Requirement — Repeat every record below exactly, but leave out any pictures.

++++

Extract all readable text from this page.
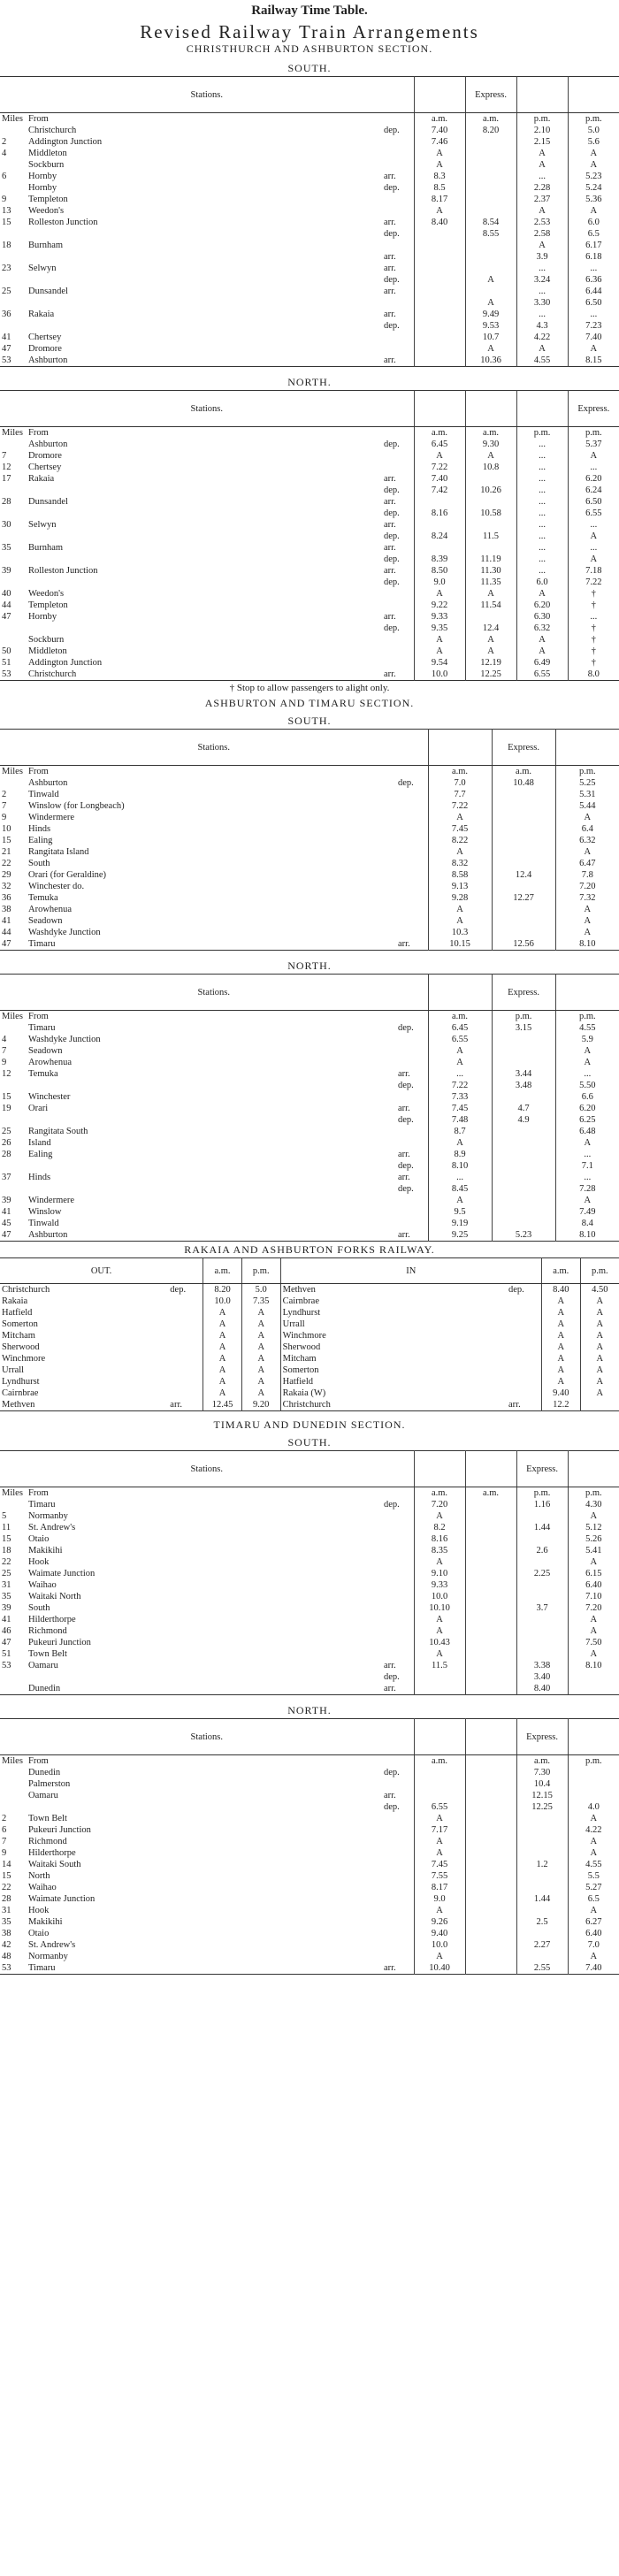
Railway Time Table.
Revised Railway Train Arrangements
CHRISTHURCH AND ASHBURTON SECTION.
SOUTH.
Stations.					Express.		

Miles	From			a.m.	a.m.	p.m.	p.m.
	Christchurch		dep.	7.40	8.20	2.10	5.0
2	Addington Junction			7.46		2.15	5.6
4	Middleton			A		A	A
	Sockburn			A		A	A
6	Hornby		arr.	8.3		...	5.23
	Hornby		dep.	8.5		2.28	5.24
9	Templeton			8.17		2.37	5.36
13	Weedon's			A		A	A
15	Rolleston Junction		arr.	8.40	8.54	2.53	6.0
			dep.		8.55	2.58	6.5
18	Burnham					A	6.17
			arr.			3.9	6.18
23	Selwyn		arr.			...	...
			dep.		A	3.24	6.36
25	Dunsandel		arr.			...	6.44
					A	3.30	6.50
36	Rakaia		arr.		9.49	...	...
			dep.		9.53	4.3	7.23
41	Chertsey				10.7	4.22	7.40
47	Dromore				A	A	A
53	Ashburton		arr.		10.36	4.55	8.15
NORTH.
Stations.							Express.

Miles	From			a.m.	a.m.	p.m.	p.m.
	Ashburton		dep.	6.45	9.30	...	5.37
7	Dromore			A	A	...	A
12	Chertsey			7.22	10.8	...	...
17	Rakaia		arr.	7.40		...	6.20
			dep.	7.42	10.26	...	6.24
28	Dunsandel		arr.			...	6.50
			dep.	8.16	10.58	...	6.55
30	Selwyn		arr.			...	...
			dep.	8.24	11.5	...	A
35	Burnham		arr.			...	...
			dep.	8.39	11.19	...	A
39	Rolleston Junction		arr.	8.50	11.30	...	7.18
			dep.	9.0	11.35	6.0	7.22
40	Weedon's			A	A	A	†
44	Templeton			9.22	11.54	6.20	†
47	Hornby		arr.	9.33		6.30	...
			dep.	9.35	12.4	6.32	†
	Sockburn			A	A	A	†
50	Middleton			A	A	A	†
51	Addington Junction			9.54	12.19	6.49	†
53	Christchurch		arr.	10.0	12.25	6.55	8.0
† Stop to allow passengers to alight only.
ASHBURTON AND TIMARU SECTION.
SOUTH.
Stations.					Express.	

Miles	From			a.m.	a.m.	p.m.
	Ashburton		dep.	7.0	10.48	5.25
2	Tinwald			7.7		5.31
7	Winslow (for Longbeach)			7.22		5.44
9	Windermere			A		A
10	Hinds			7.45		6.4
15	Ealing			8.22		6.32
21	Rangitata Island			A		A
22	South			8.32		6.47
29	Orari (for Geraldine)			8.58	12.4	7.8
32	Winchester do.			9.13		7.20
36	Temuka			9.28	12.27	7.32
38	Arowhenua			A		A
41	Seadown			A		A
44	Washdyke Junction			10.3		A
47	Timaru		arr.	10.15	12.56	8.10
NORTH.
Stations.					Express.	

Miles	From			a.m.	p.m.	p.m.
	Timaru		dep.	6.45	3.15	4.55
4	Washdyke Junction			6.55		5.9
7	Seadown			A		A
9	Arowhenua			A		A
12	Temuka		arr.	...	3.44	...
			dep.	7.22	3.48	5.50
15	Winchester			7.33		6.6
19	Orari		arr.	7.45	4.7	6.20
			dep.	7.48	4.9	6.25
25	Rangitata South			8.7		6.48
26	Island			A		A
28	Ealing		arr.	8.9		...
			dep.	8.10		7.1
37	Hinds		arr.	...		...
			dep.	8.45		7.28
39	Windermere			A		A
41	Winslow			9.5		7.49
45	Tinwald			9.19		8.4
47	Ashburton		arr.	9.25	5.23	8.10
RAKAIA AND ASHBURTON FORKS RAILWAY.
OUT.			a.m.	p.m.	IN			a.m.	p.m.
Christchurch		dep.	8.20	5.0	Methven		dep.	8.40	4.50
Rakaia			10.0	7.35	Cairnbrae			A	A
Hatfield			A	A	Lyndhurst			A	A
Somerton			A	A	Urrall			A	A
Mitcham			A	A	Winchmore			A	A
Sherwood			A	A	Sherwood			A	A
Winchmore			A	A	Mitcham			A	A
Urrall			A	A	Somerton			A	A
Lyndhurst			A	A	Hatfield			A	A
Cairnbrae			A	A	Rakaia (W)			9.40	A
Methven		arr.	12.45	9.20	Christchurch		arr.	12.2	
TIMARU AND DUNEDIN SECTION.
SOUTH.
Stations.						Express.	

Miles	From			a.m.	a.m.	p.m.	p.m.
	Timaru		dep.	7.20		1.16	4.30
5	Normanby			A			A
11	St. Andrew's			8.2		1.44	5.12
15	Otaio			8.16			5.26
18	Makikihi			8.35		2.6	5.41
22	Hook			A			A
25	Waimate Junction			9.10		2.25	6.15
31	Waihao			9.33			6.40
35	Waitaki North			10.0			7.10
39	South			10.10		3.7	7.20
41	Hilderthorpe			A			A
46	Richmond			A			A
47	Pukeuri Junction			10.43			7.50
51	Town Belt			A			A
53	Oamaru		arr.	11.5		3.38	8.10
			dep.			3.40	
	Dunedin		arr.			8.40	
NORTH.
Stations.						Express.	

Miles	From			a.m.		a.m.	p.m.
	Dunedin		dep.			7.30	
	Palmerston					10.4	
	Oamaru		arr.			12.15	
			dep.	6.55		12.25	4.0
2	Town Belt			A			A
6	Pukeuri Junction			7.17			4.22
7	Richmond			A			A
9	Hilderthorpe			A			A
14	Waitaki South			7.45		1.2	4.55
15	North			7.55			5.5
22	Waihao			8.17			5.27
28	Waimate Junction			9.0		1.44	6.5
31	Hook			A			A
35	Makikihi			9.26		2.5	6.27
38	Otaio			9.40			6.40
42	St. Andrew's			10.0		2.27	7.0
48	Normanby			A			A
53	Timaru		arr.	10.40		2.55	7.40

++++

Written answer —
Extract all readable text from this page.
Railway Time Table.
Revised Railway Train Arrangements
CHRISTHURCH AND ASHBURTON SECTION.
SOUTH.
Stations.					Express.		

Miles	From			a.m.	a.m.	p.m.	p.m.
	Christchurch		dep.	7.40	8.20	2.10	5.0
2	Addington Junction			7.46		2.15	5.6
4	Middleton			A		A	A
	Sockburn			A		A	A
6	Hornby		arr.	8.3		...	5.23
	Hornby		dep.	8.5		2.28	5.24
9	Templeton			8.17		2.37	5.36
13	Weedon's			A		A	A
15	Rolleston Junction		arr.	8.40	8.54	2.53	6.0
			dep.		8.55	2.58	6.5
18	Burnham					A	6.17
			arr.			3.9	6.18
23	Selwyn		arr.			...	...
			dep.		A	3.24	6.36
25	Dunsandel		arr.			...	6.44
					A	3.30	6.50
36	Rakaia		arr.		9.49	...	...
			dep.		9.53	4.3	7.23
41	Chertsey				10.7	4.22	7.40
47	Dromore				A	A	A
53	Ashburton		arr.		10.36	4.55	8.15
NORTH.
Stations.							Express.

Miles	From			a.m.	a.m.	p.m.	p.m.
	Ashburton		dep.	6.45	9.30	...	5.37
7	Dromore			A	A	...	A
12	Chertsey			7.22	10.8	...	...
17	Rakaia		arr.	7.40		...	6.20
			dep.	7.42	10.26	...	6.24
28	Dunsandel		arr.			...	6.50
			dep.	8.16	10.58	...	6.55
30	Selwyn		arr.			...	...
			dep.	8.24	11.5	...	A
35	Burnham		arr.			...	...
			dep.	8.39	11.19	...	A
39	Rolleston Junction		arr.	8.50	11.30	...	7.18
			dep.	9.0	11.35	6.0	7.22
40	Weedon's			A	A	A	†
44	Templeton			9.22	11.54	6.20	†
47	Hornby		arr.	9.33		6.30	...
			dep.	9.35	12.4	6.32	†
	Sockburn			A	A	A	†
50	Middleton			A	A	A	†
51	Addington Junction			9.54	12.19	6.49	†
53	Christchurch		arr.	10.0	12.25	6.55	8.0
† Stop to allow passengers to alight only.
ASHBURTON AND TIMARU SECTION.
SOUTH.
Stations.					Express.	

Miles	From			a.m.	a.m.	p.m.
	Ashburton		dep.	7.0	10.48	5.25
2	Tinwald			7.7		5.31
7	Winslow (for Longbeach)			7.22		5.44
9	Windermere			A		A
10	Hinds			7.45		6.4
15	Ealing			8.22		6.32
21	Rangitata Island			A		A
22	South			8.32		6.47
29	Orari (for Geraldine)			8.58	12.4	7.8
32	Winchester do.			9.13		7.20
36	Temuka			9.28	12.27	7.32
38	Arowhenua			A		A
41	Seadown			A		A
44	Washdyke Junction			10.3		A
47	Timaru		arr.	10.15	12.56	8.10
NORTH.
Stations.					Express.	

Miles	From			a.m.	p.m.	p.m.
	Timaru		dep.	6.45	3.15	4.55
4	Washdyke Junction			6.55		5.9
7	Seadown			A		A
9	Arowhenua			A		A
12	Temuka		arr.	...	3.44	...
			dep.	7.22	3.48	5.50
15	Winchester			7.33		6.6
19	Orari		arr.	7.45	4.7	6.20
			dep.	7.48	4.9	6.25
25	Rangitata South			8.7		6.48
26	Island			A		A
28	Ealing		arr.	8.9		...
			dep.	8.10		7.1
37	Hinds		arr.	...		...
			dep.	8.45		7.28
39	Windermere			A		A
41	Winslow			9.5		7.49
45	Tinwald			9.19		8.4
47	Ashburton		arr.	9.25	5.23	8.10
RAKAIA AND ASHBURTON FORKS RAILWAY.
OUT.			a.m.	p.m.	IN			a.m.	p.m.
Christchurch		dep.	8.20	5.0	Methven		dep.	8.40	4.50
Rakaia			10.0	7.35	Cairnbrae			A	A
Hatfield			A	A	Lyndhurst			A	A
Somerton			A	A	Urrall			A	A
Mitcham			A	A	Winchmore			A	A
Sherwood			A	A	Sherwood			A	A
Winchmore			A	A	Mitcham			A	A
Urrall			A	A	Somerton			A	A
Lyndhurst			A	A	Hatfield			A	A
Cairnbrae			A	A	Rakaia (W)			9.40	A
Methven		arr.	12.45	9.20	Christchurch		arr.	12.2	
TIMARU AND DUNEDIN SECTION.
SOUTH.
Stations.						Express.	

Miles	From			a.m.	a.m.	p.m.	p.m.
	Timaru		dep.	7.20		1.16	4.30
5	Normanby			A			A
11	St. Andrew's			8.2		1.44	5.12
15	Otaio			8.16			5.26
18	Makikihi			8.35		2.6	5.41
22	Hook			A			A
25	Waimate Junction			9.10		2.25	6.15
31	Waihao			9.33			6.40
35	Waitaki North			10.0			7.10
39	South			10.10		3.7	7.20
41	Hilderthorpe			A			A
46	Richmond			A			A
47	Pukeuri Junction			10.43			7.50
51	Town Belt			A			A
53	Oamaru		arr.	11.5		3.38	8.10
			dep.			3.40	
	Dunedin		arr.			8.40	
NORTH.
Stations.						Express.	

Miles	From			a.m.		a.m.	p.m.
	Dunedin		dep.			7.30	
	Palmerston					10.4	
	Oamaru		arr.			12.15	
			dep.	6.55		12.25	4.0
2	Town Belt			A			A
6	Pukeuri Junction			7.17			4.22
7	Richmond			A			A
9	Hilderthorpe			A			A
14	Waitaki South			7.45		1.2	4.55
15	North			7.55			5.5
22	Waihao			8.17			5.27
28	Waimate Junction			9.0		1.44	6.5
31	Hook			A			A
35	Makikihi			9.26		2.5	6.27
38	Otaio			9.40			6.40
42	St. Andrew's			10.0		2.27	7.0
48	Normanby			A			A
53	Timaru		arr.	10.40		2.55	7.40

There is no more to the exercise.